## To be done
Reproduce each line of the material exactly, minus any picture.

:::

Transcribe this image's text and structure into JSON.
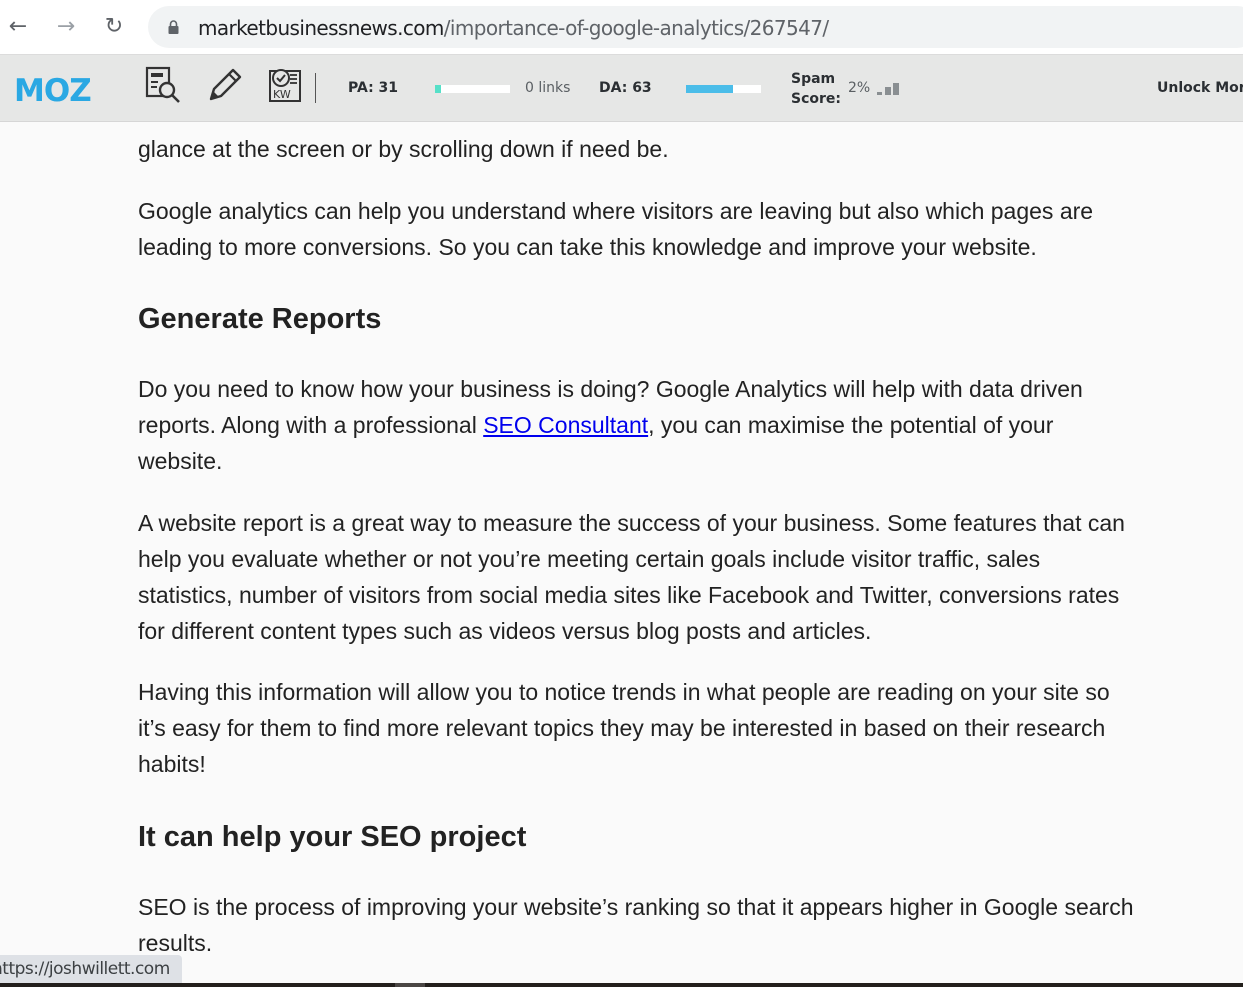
{
  "browser": {
    "back_icon": "arrow-left-icon",
    "forward_icon": "arrow-right-icon",
    "reload_icon": "reload-icon",
    "lock_icon": "lock-icon",
    "url_host": "marketbusinessnews.com",
    "url_path": "/importance-of-google-analytics/267547/"
  },
  "moz_bar": {
    "logo": "MOZ",
    "tools": [
      "page-analysis-icon",
      "highlight-pencil-icon",
      "keyword-check-icon"
    ],
    "pa_label": "PA: 31",
    "pa_value": 31,
    "links_label": "0 links",
    "da_label": "DA: 63",
    "da_value": 63,
    "spam_label_line1": "Spam",
    "spam_label_line2": "Score:",
    "spam_value": "2%",
    "unlock_label": "Unlock Mor",
    "colors": {
      "logo": "#2aa8e3",
      "pa_fill": "#56e0c8",
      "da_fill": "#4bbde9",
      "spam_bars": "#8a8f92"
    }
  },
  "article": {
    "p0": "glance at the screen or by scrolling down if need be.",
    "p1_l1": "Google analytics can help you understand where visitors are leaving but also which pages are",
    "p1_l2": "leading to more conversions. So you can take this knowledge and improve your website.",
    "h_generate": "Generate Reports",
    "p2_l1": "Do you need to know how your business is doing? Google Analytics will help with data driven",
    "p2_l2_pre": "reports. Along with a professional ",
    "p2_link": "SEO Consultant",
    "p2_l2_post": ", you can maximise the potential of your",
    "p2_l3": "website.",
    "p3_l1": "A website report is a great way to measure the success of your business. Some features that can",
    "p3_l2": "help you evaluate whether or not you’re meeting certain goals include visitor traffic, sales",
    "p3_l3": "statistics, number of visitors from social media sites like Facebook and Twitter, conversions rates",
    "p3_l4": "for different content types such as videos versus blog posts and articles.",
    "p4_l1": "Having this information will allow you to notice trends in what people are reading on your site so",
    "p4_l2": "it’s easy for them to find more relevant topics they may be interested in based on their research",
    "p4_l3": "habits!",
    "h_seo": "It can help your SEO project",
    "p5_l1": "SEO is the process of improving your website’s ranking so that it appears higher in Google search",
    "p5_l2": "results."
  },
  "status_bar": {
    "hover_url": "https://joshwillett.com"
  }
}
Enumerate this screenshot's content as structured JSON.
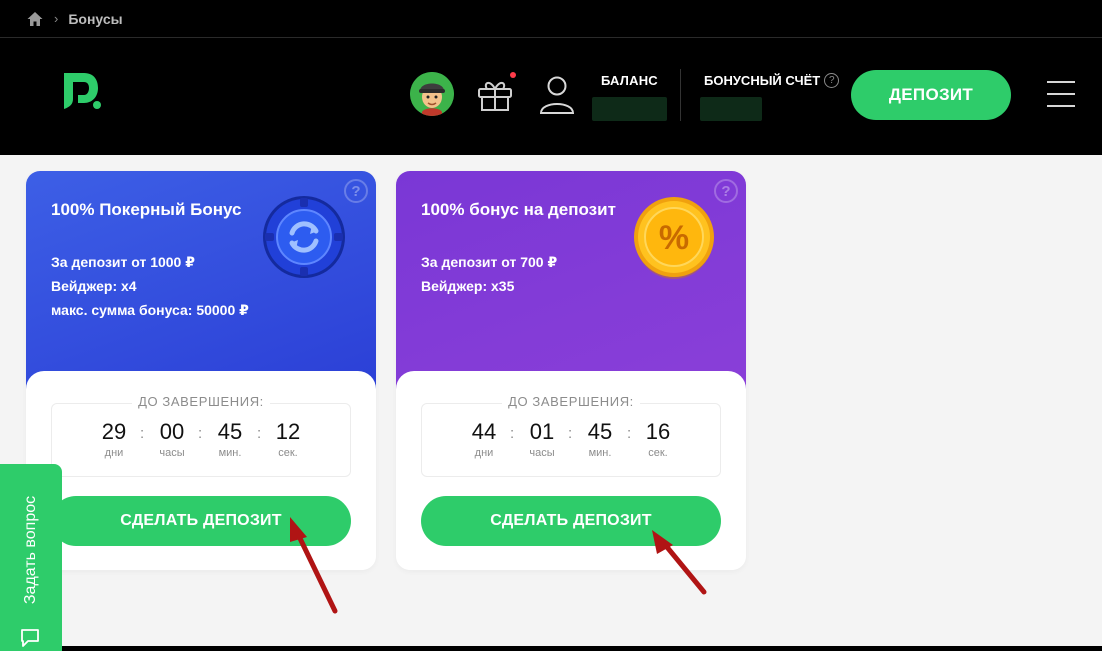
{
  "breadcrumb": {
    "current": "Бонусы"
  },
  "header": {
    "balance_label": "БАЛАНС",
    "bonus_label": "БОНУСНЫЙ СЧЁТ",
    "bonus_help": "?",
    "deposit_label": "ДЕПОЗИТ"
  },
  "cards": [
    {
      "title": "100% Покерный Бонус",
      "lines": [
        "За депозит от 1000 ₽",
        "Вейджер:  x4",
        "макс. сумма бонуса: 50000 ₽"
      ],
      "help": "?",
      "timer_label": "ДО ЗАВЕРШЕНИЯ:",
      "timer": {
        "days": "29",
        "hours": "00",
        "minutes": "45",
        "seconds": "12"
      },
      "units": {
        "days": "дни",
        "hours": "часы",
        "minutes": "мин.",
        "seconds": "сек."
      },
      "cta": "СДЕЛАТЬ ДЕПОЗИТ"
    },
    {
      "title": "100% бонус на депозит",
      "lines": [
        "За депозит от 700 ₽",
        "Вейджер:  x35"
      ],
      "help": "?",
      "timer_label": "ДО ЗАВЕРШЕНИЯ:",
      "timer": {
        "days": "44",
        "hours": "01",
        "minutes": "45",
        "seconds": "16"
      },
      "units": {
        "days": "дни",
        "hours": "часы",
        "minutes": "мин.",
        "seconds": "сек."
      },
      "coin_symbol": "%",
      "cta": "СДЕЛАТЬ ДЕПОЗИТ"
    }
  ],
  "ask_tab": {
    "label": "Задать вопрос"
  },
  "colors": {
    "accent": "#2ecc6a",
    "card_blue": "#3552e0",
    "card_purple": "#7d3ad6",
    "annotation_arrow": "#b01414"
  },
  "icons": [
    "home-icon",
    "logo-icon",
    "gift-icon",
    "user-icon",
    "menu-icon",
    "refresh-coin-icon",
    "percent-coin-icon",
    "chat-icon"
  ]
}
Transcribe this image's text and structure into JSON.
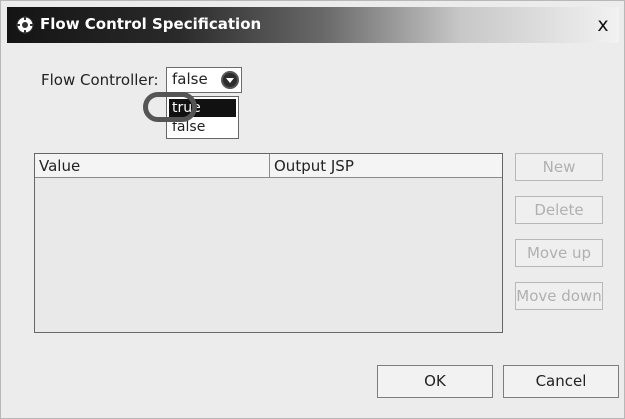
{
  "dialog": {
    "title": "Flow Control Specification",
    "close_label": "x"
  },
  "flow_controller": {
    "label": "Flow Controller:",
    "selected_value": "false",
    "options": [
      "true",
      "false"
    ]
  },
  "table": {
    "columns": [
      "Value",
      "Output JSP"
    ]
  },
  "side_buttons": {
    "new": "New",
    "delete": "Delete",
    "move_up": "Move up",
    "move_down": "Move down"
  },
  "footer": {
    "ok": "OK",
    "cancel": "Cancel"
  },
  "icons": {
    "title_icon": "settings-icon",
    "dropdown_arrow": "chevron-down-icon"
  },
  "colors": {
    "title_gradient_start": "#141414",
    "title_gradient_end": "#f2f2f2",
    "selection_bg": "#111111",
    "disabled_text": "#b0b0b0"
  }
}
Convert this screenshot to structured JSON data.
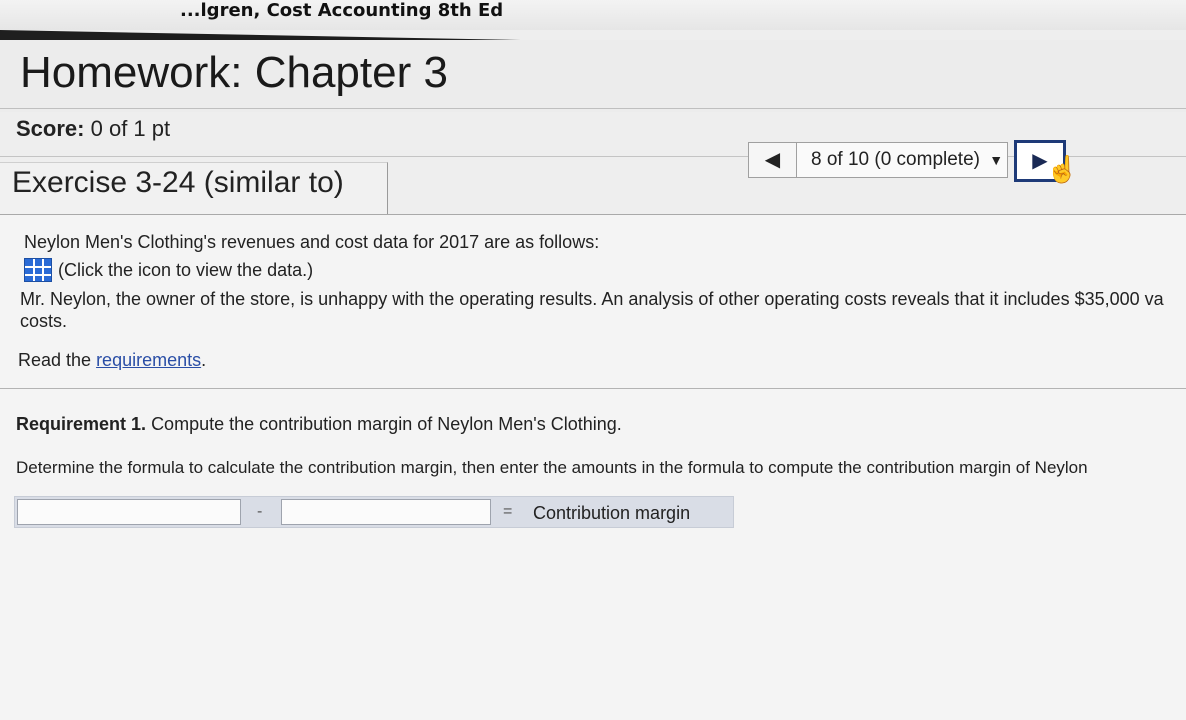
{
  "header": {
    "course_title": "...lgren, Cost Accounting 8th Ed",
    "homework_title": "Homework: Chapter 3"
  },
  "score": {
    "label": "Score:",
    "value": "0 of 1 pt"
  },
  "exercise": {
    "title": "Exercise 3-24 (similar to)"
  },
  "navigation": {
    "prev_icon": "◀",
    "status": "8 of 10 (0 complete)",
    "dropdown_icon": "▼",
    "next_icon": "▶"
  },
  "question": {
    "intro": "Neylon Men's Clothing's revenues and cost data for 2017 are as follows:",
    "data_link": "(Click the icon to view the data.)",
    "analysis_line1": "Mr. Neylon, the owner of the store, is unhappy with the operating results. An analysis of other operating costs reveals that it includes $35,000 va",
    "analysis_line2": "costs.",
    "read_prefix": "Read the ",
    "requirements_link": "requirements",
    "read_suffix": "."
  },
  "requirement1": {
    "label": "Requirement 1.",
    "text": "Compute the contribution margin of Neylon Men's Clothing.",
    "instruction": "Determine the formula to calculate the contribution margin, then enter the amounts in the formula to compute the contribution margin of Neylon",
    "formula": {
      "input1_value": "",
      "operator": "-",
      "input2_value": "",
      "equals": "=",
      "result_label": "Contribution margin"
    }
  }
}
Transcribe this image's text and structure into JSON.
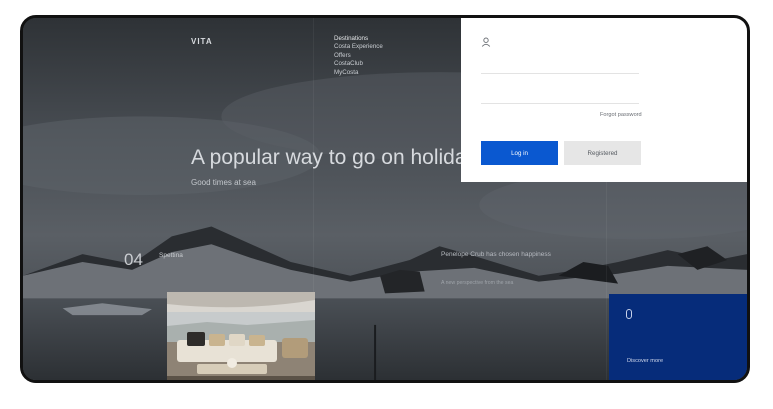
{
  "brand": {
    "name": "VITA"
  },
  "nav": {
    "items": [
      "Destinations",
      "Costa Experience",
      "Offers",
      "CostaClub",
      "MyCosta"
    ]
  },
  "hero": {
    "headline": "A popular way to go on holida",
    "subline": "Good times at sea"
  },
  "feature": {
    "number": "04",
    "label": "Spettina"
  },
  "promo": {
    "title": "Penelope Crub has chosen happiness",
    "subtitle": "A new perspective from the sea"
  },
  "blue_card": {
    "icon": "map-pin-icon",
    "link": "Discover more"
  },
  "login": {
    "user_icon": "user-icon",
    "username_value": "",
    "password_value": "",
    "forgot_label": "Forgot password",
    "login_label": "Log in",
    "register_label": "Registered"
  },
  "colors": {
    "login_blue": "#0a58d0",
    "card_blue": "#062c7a",
    "overlay": "#3b3f44"
  }
}
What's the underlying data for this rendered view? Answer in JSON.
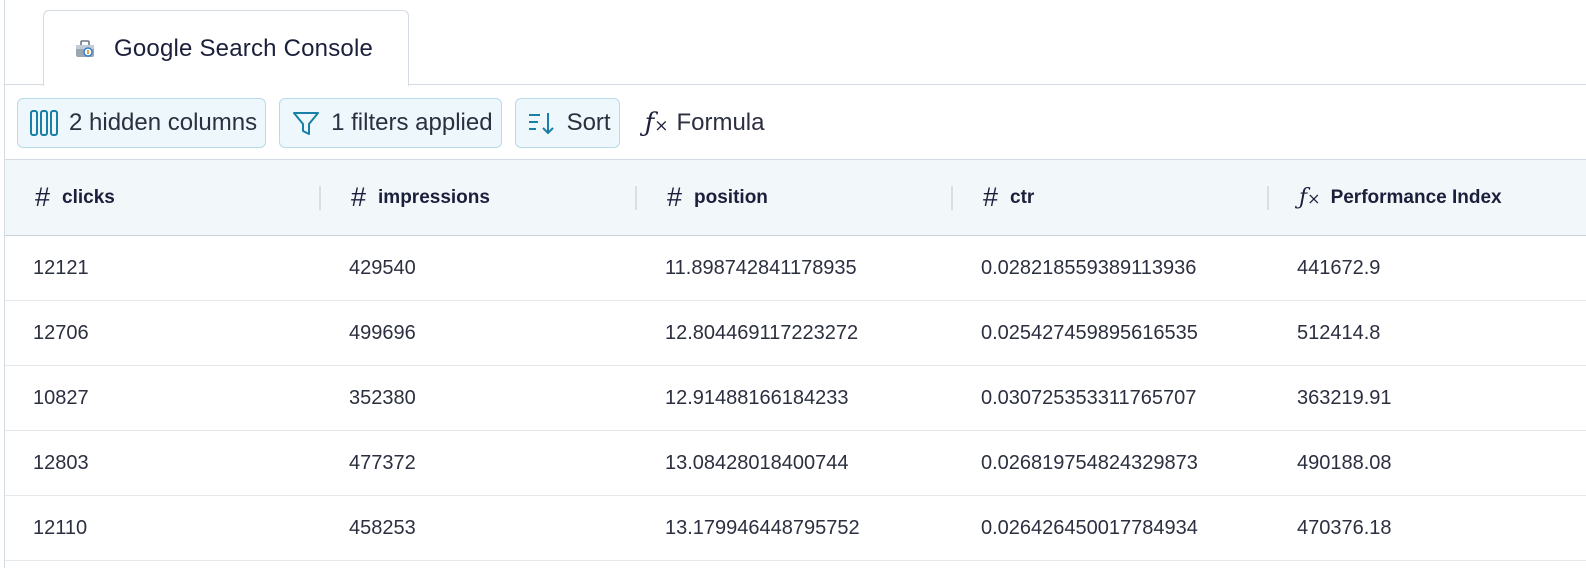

:::

## Exercise result
Transcribe this image's text and structure into JSON.
{
  "browser": {
    "back_icon": "arrow-left-icon",
    "forward_icon": "arrow-right-icon",
    "reload_icon": "reload-icon",
    "lock_icon": "lock-icon",
    "url_host": "marketbusinessnews.com",
    "url_path": "/importance-of-google-analytics/267547/"
  },
  "moz_bar": {
    "logo": "MOZ",
    "tools": [
      "page-analysis-icon",
      "highlight-pencil-icon",
      "keyword-check-icon"
    ],
    "pa_label": "PA: 31",
    "pa_value": 31,
    "links_label": "0 links",
    "da_label": "DA: 63",
    "da_value": 63,
    "spam_label_line1": "Spam",
    "spam_label_line2": "Score:",
    "spam_value": "2%",
    "unlock_label": "Unlock Mor",
    "colors": {
      "logo": "#2aa8e3",
      "pa_fill": "#56e0c8",
      "da_fill": "#4bbde9",
      "spam_bars": "#8a8f92"
    }
  },
  "article": {
    "p0": "glance at the screen or by scrolling down if need be.",
    "p1_l1": "Google analytics can help you understand where visitors are leaving but also which pages are",
    "p1_l2": "leading to more conversions. So you can take this knowledge and improve your website.",
    "h_generate": "Generate Reports",
    "p2_l1": "Do you need to know how your business is doing? Google Analytics will help with data driven",
    "p2_l2_pre": "reports. Along with a professional ",
    "p2_link": "SEO Consultant",
    "p2_l2_post": ", you can maximise the potential of your",
    "p2_l3": "website.",
    "p3_l1": "A website report is a great way to measure the success of your business. Some features that can",
    "p3_l2": "help you evaluate whether or not you’re meeting certain goals include visitor traffic, sales",
    "p3_l3": "statistics, number of visitors from social media sites like Facebook and Twitter, conversions rates",
    "p3_l4": "for different content types such as videos versus blog posts and articles.",
    "p4_l1": "Having this information will allow you to notice trends in what people are reading on your site so",
    "p4_l2": "it’s easy for them to find more relevant topics they may be interested in based on their research",
    "p4_l3": "habits!",
    "h_seo": "It can help your SEO project",
    "p5_l1": "SEO is the process of improving your website’s ranking so that it appears higher in Google search",
    "p5_l2": "results."
  },
  "status_bar": {
    "hover_url": "https://joshwillett.com"
  }
}
Enumerate this screenshot's content as structured JSON.
{
  "breadcrumb": {
    "current": "Бонусы"
  },
  "header": {
    "balance_label": "БАЛАНС",
    "bonus_label": "БОНУСНЫЙ СЧЁТ",
    "bonus_help": "?",
    "deposit_label": "ДЕПОЗИТ"
  },
  "cards": [
    {
      "title": "100% Покерный Бонус",
      "lines": [
        "За депозит от 1000 ₽",
        "Вейджер:  x4",
        "макс. сумма бонуса: 50000 ₽"
      ],
      "help": "?",
      "timer_label": "ДО ЗАВЕРШЕНИЯ:",
      "timer": {
        "days": "29",
        "hours": "00",
        "minutes": "45",
        "seconds": "12"
      },
      "units": {
        "days": "дни",
        "hours": "часы",
        "minutes": "мин.",
        "seconds": "сек."
      },
      "cta": "СДЕЛАТЬ ДЕПОЗИТ"
    },
    {
      "title": "100% бонус на депозит",
      "lines": [
        "За депозит от 700 ₽",
        "Вейджер:  x35"
      ],
      "help": "?",
      "timer_label": "ДО ЗАВЕРШЕНИЯ:",
      "timer": {
        "days": "44",
        "hours": "01",
        "minutes": "45",
        "seconds": "16"
      },
      "units": {
        "days": "дни",
        "hours": "часы",
        "minutes": "мин.",
        "seconds": "сек."
      },
      "coin_symbol": "%",
      "cta": "СДЕЛАТЬ ДЕПОЗИТ"
    }
  ],
  "ask_tab": {
    "label": "Задать вопрос"
  },
  "colors": {
    "accent": "#2ecc6a",
    "card_blue": "#3552e0",
    "card_purple": "#7d3ad6",
    "annotation_arrow": "#b01414"
  },
  "icons": [
    "home-icon",
    "logo-icon",
    "gift-icon",
    "user-icon",
    "menu-icon",
    "refresh-coin-icon",
    "percent-coin-icon",
    "chat-icon"
  ]
}
Transcribe this image's text and structure into JSON.
{
  "dialog": {
    "title": "Flow Control Specification",
    "close_label": "x"
  },
  "flow_controller": {
    "label": "Flow Controller:",
    "selected_value": "false",
    "options": [
      "true",
      "false"
    ]
  },
  "table": {
    "columns": [
      "Value",
      "Output JSP"
    ]
  },
  "side_buttons": {
    "new": "New",
    "delete": "Delete",
    "move_up": "Move up",
    "move_down": "Move down"
  },
  "footer": {
    "ok": "OK",
    "cancel": "Cancel"
  },
  "icons": {
    "title_icon": "settings-icon",
    "dropdown_arrow": "chevron-down-icon"
  },
  "colors": {
    "title_gradient_start": "#141414",
    "title_gradient_end": "#f2f2f2",
    "selection_bg": "#111111",
    "disabled_text": "#b0b0b0"
  }
}
Convert this screenshot to structured JSON data.
{
  "header": {
    "course_title": "...lgren, Cost Accounting 8th Ed",
    "homework_title": "Homework: Chapter 3"
  },
  "score": {
    "label": "Score:",
    "value": "0 of 1 pt"
  },
  "exercise": {
    "title": "Exercise 3-24 (similar to)"
  },
  "navigation": {
    "prev_icon": "◀",
    "status": "8 of 10 (0 complete)",
    "dropdown_icon": "▼",
    "next_icon": "▶"
  },
  "question": {
    "intro": "Neylon Men's Clothing's revenues and cost data for 2017 are as follows:",
    "data_link": "(Click the icon to view the data.)",
    "analysis_line1": "Mr. Neylon, the owner of the store, is unhappy with the operating results. An analysis of other operating costs reveals that it includes $35,000 va",
    "analysis_line2": "costs.",
    "read_prefix": "Read the ",
    "requirements_link": "requirements",
    "read_suffix": "."
  },
  "requirement1": {
    "label": "Requirement 1.",
    "text": "Compute the contribution margin of Neylon Men's Clothing.",
    "instruction": "Determine the formula to calculate the contribution margin, then enter the amounts in the formula to compute the contribution margin of Neylon",
    "formula": {
      "input1_value": "",
      "operator": "-",
      "input2_value": "",
      "equals": "=",
      "result_label": "Contribution margin"
    }
  }
}
Transcribe this image's text and structure into JSON.
{
  "brand": {
    "name": "VITA"
  },
  "nav": {
    "items": [
      "Destinations",
      "Costa Experience",
      "Offers",
      "CostaClub",
      "MyCosta"
    ]
  },
  "hero": {
    "headline": "A popular way to go on holida",
    "subline": "Good times at sea"
  },
  "feature": {
    "number": "04",
    "label": "Spettina"
  },
  "promo": {
    "title": "Penelope Crub has chosen happiness",
    "subtitle": "A new perspective from the sea"
  },
  "blue_card": {
    "icon": "map-pin-icon",
    "link": "Discover more"
  },
  "login": {
    "user_icon": "user-icon",
    "username_value": "",
    "password_value": "",
    "forgot_label": "Forgot password",
    "login_label": "Log in",
    "register_label": "Registered"
  },
  "colors": {
    "login_blue": "#0a58d0",
    "card_blue": "#062c7a",
    "overlay": "#3b3f44"
  }
}
What's the underlying data for this rendered view? Answer in JSON.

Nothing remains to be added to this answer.